Activity A:
Please list every condition that the section on pretibial myxedema names in its histologic differential diagnosis.
Activity B:
According to the section on pretibial myxedema, what share of patients with severe thyroid dermopathy develop thyroid acropachy?

── Selected passage

16.9 Pretibial Myxedema
16.9.1 Clinical Features
Up to 4 % of patients with thyrotoxicosis of Graves’ disease , and 13 % of those with more advanced ophthalmopathy develop thyroid dermopathy and pretibial myxedema [115]. Pretibial myxedema is characterized by symmetric circumscribed, light-colored to brownish yellow, non-pitting, indurated plaques at the pretibial legs and feet [115]. Follicular ostia may become more prominent with a peau d’orange appearance of affected skin. Nineteen to twenty-five percent of patients with severe thyroid dermopathy will develop thyroid acropachy, presenting as clubbing of the digits. Eighteen percent of patients will develop a nodular variant with only 5 % developing the most severe subtype with coalescent nodular, fungating plaques (elephantiasis). Hyperhidrosis is a common feature, while pruritus and tenderness are infrequently seen.
The likelihood of disease remission is inversely correlated with the severity of disease at initial presentation [115]. Specific treatment of the skin changes may not be required as mild dermopathy may demonstrate partial or complete resolution over time .
16.9.2 Histology
Histologic findings in pretibial myxedema include the presence of increased dermal mucin located primarily in the superficial reticular dermis (Fig. 16.22). A grenz zone within the papillary dermis is reported to be associated with Graves’ disease, although it is usually absent in patients with pretibial myxedema in the absence of this disease [116]. Mucin extends deeper into the reticular dermis in patients with Graves’ disease. Only a minimal increase in dermal fibroblasts is seen in most cases (Fig. 16.23). A mild lymphohistiocytic inflammatory response may be present [117]. The overlying epidermis may range from normal to displaying verrucous epidermal hyperplasia with overlying hyperkeratosis. A rare variant of pretibial myxedema demonstrates a nodular aggregation of mucin within the dermis [118].
Fig. 16.22
Pretibial myxedema shows increased amount of mucin in the superficial portion of the dermis. Mucin may also be present in the deeper dermis in extensive cases
Fig. 16.23
Increased mucin is seen in the dermis in pretibial myxedema . There is no appreciable increase in dermal fibroblasts in this disorder
The histologic differential diagnosis includes other mucinoses. The mucin deposition in scleromyxedema and lichen myxedematosus is accompanied by a brisk fibroblastic infiltrate not seen in pretibial myxedema. Scleredema shows mucin in the deep reticular dermis, and the deposition is less apparent on routine H&E sections. Stasis dermatitis may also present with mucin in the superficial dermis, but this is an uncommon finding in children [116].
16.9.3 Pathogenesis
Pretibial myxedema is a skin manifestation of autoimmune Graves’ disease [119, 120]. Activation of fibroblasts with excessive production of glycosaminoglycans is the main pathologic process in pretibial myxedema. Local accumulation of glycosaminoglycans leads to compression of dermal lymphatics and results in non-pitting edema [115, 121]. The mechanism of fibroblast activation in pretibial myxedema involves thyroid stimulating hormone (TSH) receptor -stimulating antibodies, and TSH receptors present in the skin that initiate the immune process. There is evidence that thyroid-specific T lymphocytes accumulate in pretibial tissues in patients with Graves’ disease and pretibial myxedema [122]. Cytokines produced by T lymphocytes can stimulate dermal fibroblasts to produce glycosaminoglycans and hyaluronic acids [119, 123]. Another potential mechanism of fibroblast activation involves the insulin-like growth factor-1 receptor (IGF-1R). IGF-1R acts as an antigen to Graves’ disease immunoglobulins, resulting in the upregulation of T-cell cytokines and fibroblast activation [124, 125].

────
── Source material

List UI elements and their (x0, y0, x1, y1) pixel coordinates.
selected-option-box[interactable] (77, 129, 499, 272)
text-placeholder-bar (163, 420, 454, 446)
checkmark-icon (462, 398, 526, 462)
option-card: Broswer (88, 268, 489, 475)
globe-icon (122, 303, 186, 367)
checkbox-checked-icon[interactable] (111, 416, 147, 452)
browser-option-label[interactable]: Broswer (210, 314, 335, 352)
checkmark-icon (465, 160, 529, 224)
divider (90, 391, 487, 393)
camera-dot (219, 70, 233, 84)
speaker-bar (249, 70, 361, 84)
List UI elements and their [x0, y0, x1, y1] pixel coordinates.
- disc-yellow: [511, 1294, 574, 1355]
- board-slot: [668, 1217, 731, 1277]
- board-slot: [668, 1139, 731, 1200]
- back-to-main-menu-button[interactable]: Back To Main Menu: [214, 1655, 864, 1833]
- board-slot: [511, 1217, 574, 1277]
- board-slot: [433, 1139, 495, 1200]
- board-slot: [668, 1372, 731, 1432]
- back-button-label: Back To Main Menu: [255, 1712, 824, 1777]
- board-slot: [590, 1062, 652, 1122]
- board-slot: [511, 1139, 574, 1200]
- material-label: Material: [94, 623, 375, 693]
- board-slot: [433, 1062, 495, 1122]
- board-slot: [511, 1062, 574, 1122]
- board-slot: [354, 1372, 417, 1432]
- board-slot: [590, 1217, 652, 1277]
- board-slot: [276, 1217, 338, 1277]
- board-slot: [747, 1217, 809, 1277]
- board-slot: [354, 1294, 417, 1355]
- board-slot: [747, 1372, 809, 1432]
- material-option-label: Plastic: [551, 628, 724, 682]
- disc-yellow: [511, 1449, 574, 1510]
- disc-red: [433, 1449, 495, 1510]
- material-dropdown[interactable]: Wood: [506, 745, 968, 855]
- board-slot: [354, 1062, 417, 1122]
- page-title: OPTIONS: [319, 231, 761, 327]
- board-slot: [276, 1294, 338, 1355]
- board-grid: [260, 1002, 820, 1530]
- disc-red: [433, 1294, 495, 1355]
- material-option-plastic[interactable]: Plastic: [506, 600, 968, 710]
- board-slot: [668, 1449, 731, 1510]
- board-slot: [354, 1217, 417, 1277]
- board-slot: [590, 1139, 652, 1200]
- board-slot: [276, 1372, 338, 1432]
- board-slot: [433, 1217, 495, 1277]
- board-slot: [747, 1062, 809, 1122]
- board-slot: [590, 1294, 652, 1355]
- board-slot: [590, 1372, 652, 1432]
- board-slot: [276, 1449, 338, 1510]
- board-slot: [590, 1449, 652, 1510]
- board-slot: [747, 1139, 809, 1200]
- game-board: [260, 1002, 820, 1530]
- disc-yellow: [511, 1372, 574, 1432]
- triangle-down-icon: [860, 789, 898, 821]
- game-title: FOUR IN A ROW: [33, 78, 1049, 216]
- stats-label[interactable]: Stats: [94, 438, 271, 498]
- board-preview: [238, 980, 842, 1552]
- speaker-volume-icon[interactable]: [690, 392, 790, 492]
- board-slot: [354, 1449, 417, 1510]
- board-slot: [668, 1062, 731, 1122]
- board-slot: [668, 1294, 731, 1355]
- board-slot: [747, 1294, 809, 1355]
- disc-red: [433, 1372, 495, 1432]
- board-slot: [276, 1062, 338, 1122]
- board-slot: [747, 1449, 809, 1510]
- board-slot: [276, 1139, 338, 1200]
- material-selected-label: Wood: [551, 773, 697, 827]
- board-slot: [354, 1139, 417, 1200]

────

Answer section A:
Scleromyxedema, lichen myxedematosus, scleredema, stasis dermatitis

Answer section B:
Nineteen to twenty-five percent